Extracted data entries:

++++++++

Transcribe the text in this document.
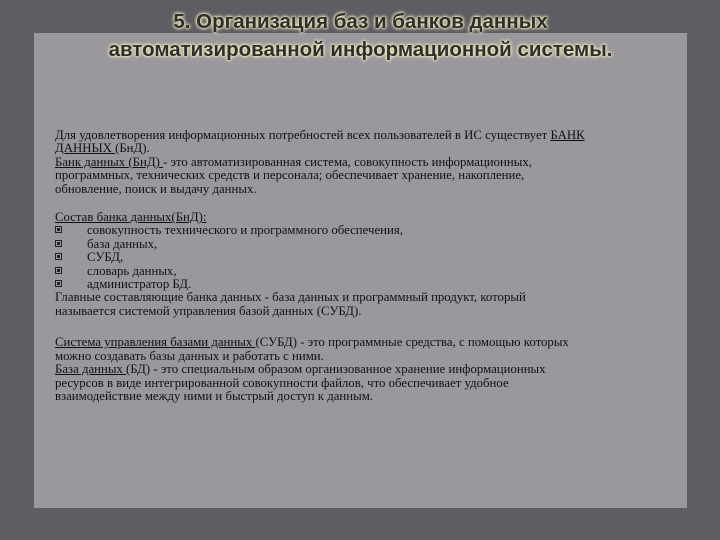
5. Организация баз и банков данных
автоматизированной информационной системы.
Для удовлетворения информационных потребностей всех пользователей в ИС существует БАНК
ДАННЫХ (БнД).
Банк данных (БнД) - это автоматизированная система, совокупность информационных,
программных, технических средств и персонала; обеспечивает хранение, накопление,
обновление, поиск и выдачу данных.
Состав банка данных(БнД):
совокупность технического и программного обеспечения,
база данных,
СУБД,
словарь данных,
администратор БД.
Главные составляющие банка данных - база данных и программный продукт, который
называется системой управления базой данных (СУБД).
Система управления базами данных (СУБД) - это программные средства, с помощью которых
можно создавать базы данных и работать с ними.
База данных (БД) - это специальным образом организованное хранение информационных
ресурсов в виде интегрированной совокупности файлов, что обеспечивает удобное
взаимодействие между ними и быстрый доступ к данным.
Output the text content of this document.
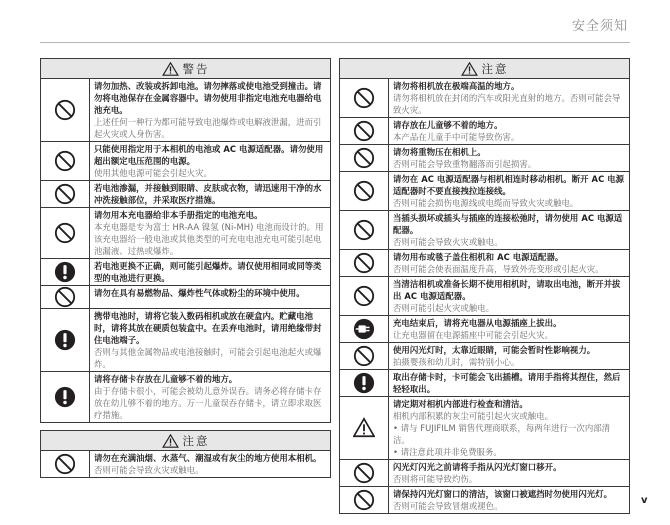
安全须知
警告
请勿加热、改装或拆卸电池。请勿摔落或使电池受到撞击。请勿将电池保存在金属容器中。请勿使用非指定电池充电器给电池充电。
上述任何一种行为都可能导致电池爆炸或电解液泄漏，进而引起火灾或人身伤害。
只能使用指定用于本相机的电池或 AC 电源适配器。请勿使用超出额定电压范围的电源。
使用其他电源可能会引起火灾。
若电池渗漏，并接触到眼睛、皮肤或衣物，请迅速用干净的水冲洗接触部位，并采取医疗措施。
请勿用本充电器给非本手册指定的电池充电。
本充电器是专为富士 HR-AA 镍氢 (Ni-MH) 电池而设计的。用该充电器给一般电池或其他类型的可充电电池充电可能引起电池漏液、过热或爆炸。
若电池更换不正确，则可能引起爆炸。请仅使用相同或同等类型的电池进行更换。
请勿在具有易燃物品、爆炸性气体或粉尘的环境中使用。
携带电池时，请将它装入数码相机或放在硬盒内。贮藏电池时，请将其放在硬质包装盒中。在丢弃电池时，请用绝缘带封住电池端子。
否则与其他金属物品或电池接触时，可能会引起电池起火或爆炸。
请将存储卡存放在儿童够不着的地方。
由于存储卡很小，可能会被幼儿意外误吞。请务必将存储卡存放在幼儿够不着的地方。万一儿童误吞存储卡，请立即求取医疗措施。
注意
请勿在充满油烟、水蒸气、潮湿或有灰尘的地方使用本相机。
否则可能会导致火灾或触电。
注意
请勿将相机放在极端高温的地方。
请勿将相机放在封闭的汽车或阳光直射的地方。否则可能会导致火灾。
请存放在儿童够不着的地方。
本产品在儿童手中可能导致伤害。
请勿将重物压在相机上。
否则可能会导致重物翻落而引起损害。
请勿在 AC 电源适配器与相机相连时移动相机。断开 AC 电源适配器时不要直接拽拉连接线。
否则可能会损伤电源线或电缆而导致火灾或触电。
当插头损坏或插头与插座的连接松弛时，请勿使用 AC 电源适配器。
否则可能会导致火灾或触电。
请勿用布或毯子盖住相机和 AC 电源适配器。
否则可能会使表面温度升高，导致外壳变形或引起火灾。
当清洁相机或准备长期不使用相机时，请取出电池，断开并拔出 AC 电源适配器。
否则可能引起火灾或触电。
充电结束后，请将充电器从电源插座上拔出。
让充电器留在电源插座中可能会引起火灾。
使用闪光灯时，太靠近眼睛，可能会暂时性影响视力。
拍摄婴孩和幼儿时，需特别小心。
取出存储卡时，卡可能会飞出插槽。请用手指将其捏住，然后轻轻取出。
请定期对相机内部进行检查和清洁。
相机内部积累的灰尘可能引起火灾或触电。
• 请与 FUJIFILM 销售代理商联系，每两年进行一次内部清洁。
• 请注意此项并非免费服务。
闪光灯闪光之前请将手指从闪光灯窗口移开。
否则将可能导致灼伤。
请保持闪光灯窗口的清洁，该窗口被遮挡时勿使用闪光灯。
否则可能会导致冒烟或褪色。	v
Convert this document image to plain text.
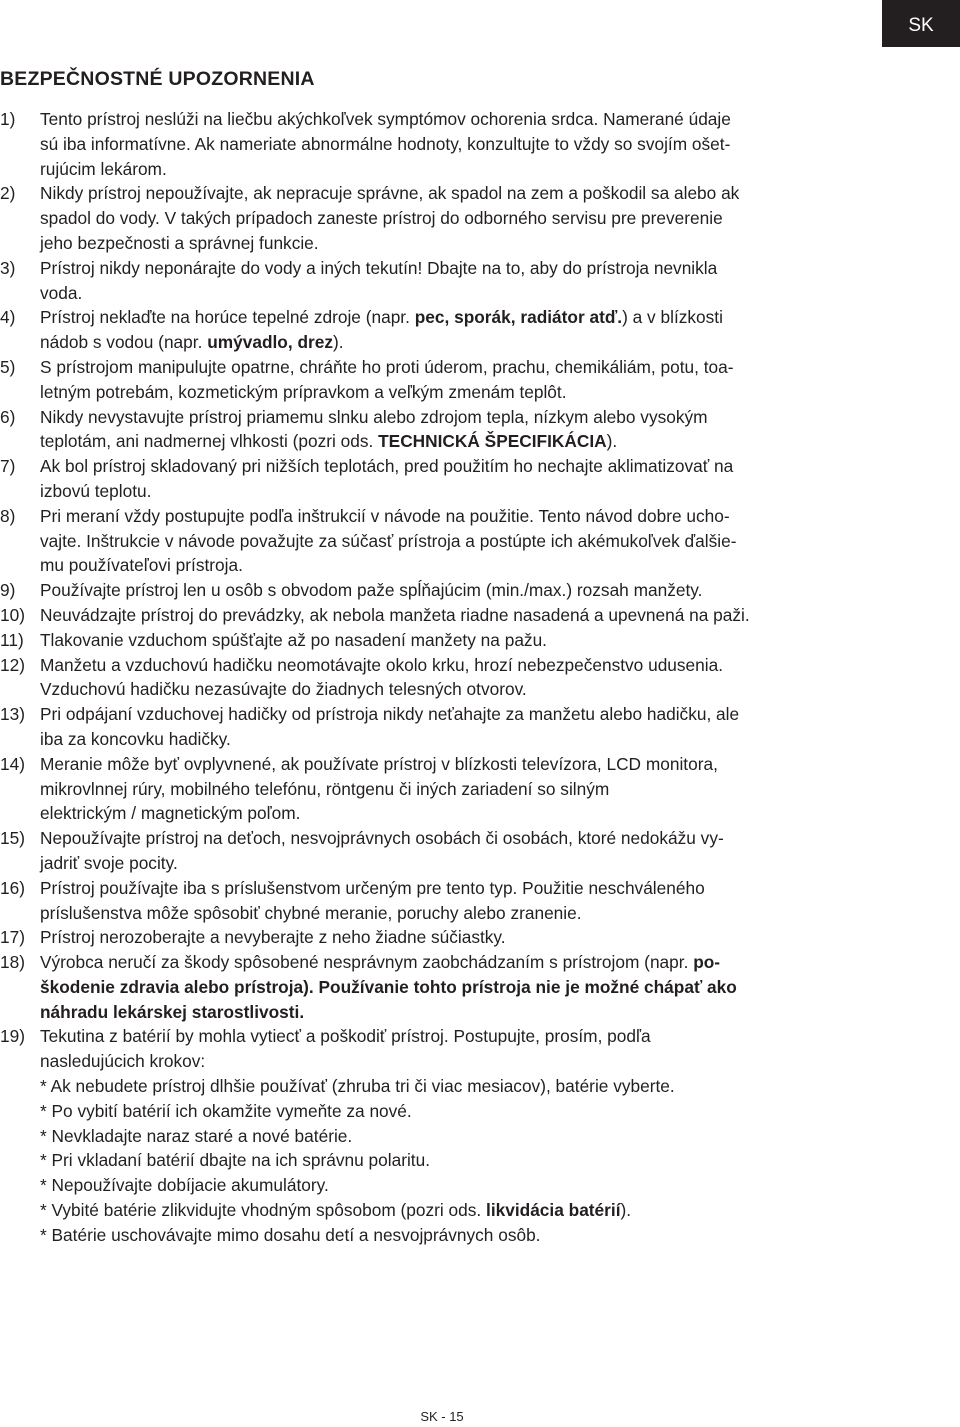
SK
BEZPEČNOSTNÉ UPOZORNENIA
1)	Tento prístroj neslúži na liečbu akýchkoľvek symptómov ochorenia srdca. Namerané údaje
sú iba informatívne. Ak nameriate abnormálne hodnoty, konzultujte to vždy so svojím ošet-
rujúcim lekárom.

2)	Nikdy prístroj nepoužívajte, ak nepracuje správne, ak spadol na zem a poškodil sa alebo ak
spadol do vody. V takých prípadoch zaneste prístroj do odborného servisu pre preverenie
jeho bezpečnosti a správnej funkcie.

3)	Prístroj nikdy neponárajte do vody a iných tekutín! Dbajte na to, aby do prístroja nevnikla
voda.

4)	Prístroj neklaďte na horúce tepelné zdroje (napr. pec, sporák, radiátor atď.) a v blízkosti
nádob s vodou (napr. umývadlo, drez).

5)	S prístrojom manipulujte opatrne, chráňte ho proti úderom, prachu, chemikáliám, potu, toa-
letným potrebám, kozmetickým prípravkom a veľkým zmenám teplôt.

6)	Nikdy nevystavujte prístroj priamemu slnku alebo zdrojom tepla, nízkym alebo vysokým
teplotám, ani nadmernej vlhkosti (pozri ods. TECHNICKÁ ŠPECIFIKÁCIA).

7)	Ak bol prístroj skladovaný pri nižších teplotách, pred použitím ho nechajte aklimatizovať na
izbovú teplotu.

8)	Pri meraní vždy postupujte podľa inštrukcií v návode na použitie. Tento návod dobre ucho-
vajte. Inštrukcie v návode považujte za súčasť prístroja a postúpte ich akémukoľvek ďalšie-
mu používateľovi prístroja.

9)	Používajte prístroj len u osôb s obvodom paže spĺňajúcim (min./max.) rozsah manžety.

10) Neuvádzajte prístroj do prevádzky, ak nebola manžeta riadne nasadená a upevnená na paži.

11) Tlakovanie vzduchom spúšťajte až po nasadení manžety na pažu.

12) Manžetu a vzduchovú hadičku neomotávajte okolo krku, hrozí nebezpečenstvo udusenia.
Vzduchovú hadičku nezasúvajte do žiadnych telesných otvorov.

13) Pri odpájaní vzduchovej hadičky od prístroja nikdy neťahajte za manžetu alebo hadičku, ale
iba za koncovku hadičky.

14) Meranie môže byť ovplyvnené, ak používate prístroj v blízkosti televízora, LCD monitora,
mikrovlnnej rúry, mobilného telefónu, röntgenu či iných zariadení so silným
elektrickým / magnetickým poľom.

15) Nepoužívajte prístroj na deťoch, nesvojprávnych osobách či osobách, ktoré nedokážu vy-
jadriť svoje pocity.

16) Prístroj používajte iba s príslušenstvom určeným pre tento typ. Použitie neschváleného
príslušenstva môže spôsobiť chybné meranie, poruchy alebo zranenie.

17) Prístroj nerozoberajte a nevyberajte z neho žiadne súčiastky.

18) Výrobca neručí za škody spôsobené nesprávnym zaobchádzaním s prístrojom (napr. po-
škodenie zdravia alebo prístroja). Používanie tohto prístroja nie je možné chápať ako
náhradu lekárskej starostlivosti.

19) Tekutina z batérií by mohla vytiecť a poškodiť prístroj. Postupujte, prosím, podľa
nasledujúcich krokov:

* Ak nebudete prístroj dlhšie používať (zhruba tri či viac mesiacov), batérie vyberte.
* Po vybití batérií ich okamžite vymeňte za nové.
* Nevkladajte naraz staré a nové batérie.
* Pri vkladaní batérií dbajte na ich správnu polaritu.
* Nepoužívajte dobíjacie akumulátory.
* Vybité batérie zlikvidujte vhodným spôsobom (pozri ods. likvidácia batérií).
* Batérie uschovávajte mimo dosahu detí a nesvojprávnych osôb.
SK - 15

++++++++

Goal:
From the entries, report each line that includes the word "prístrojom".

Solution to this problem:
5)	S prístrojom manipulujte opatrne, chráňte ho proti úderom, prachu, chemikáliám, potu, toa-
18) Výrobca neručí za škody spôsobené nesprávnym zaobchádzaním s prístrojom (napr. po-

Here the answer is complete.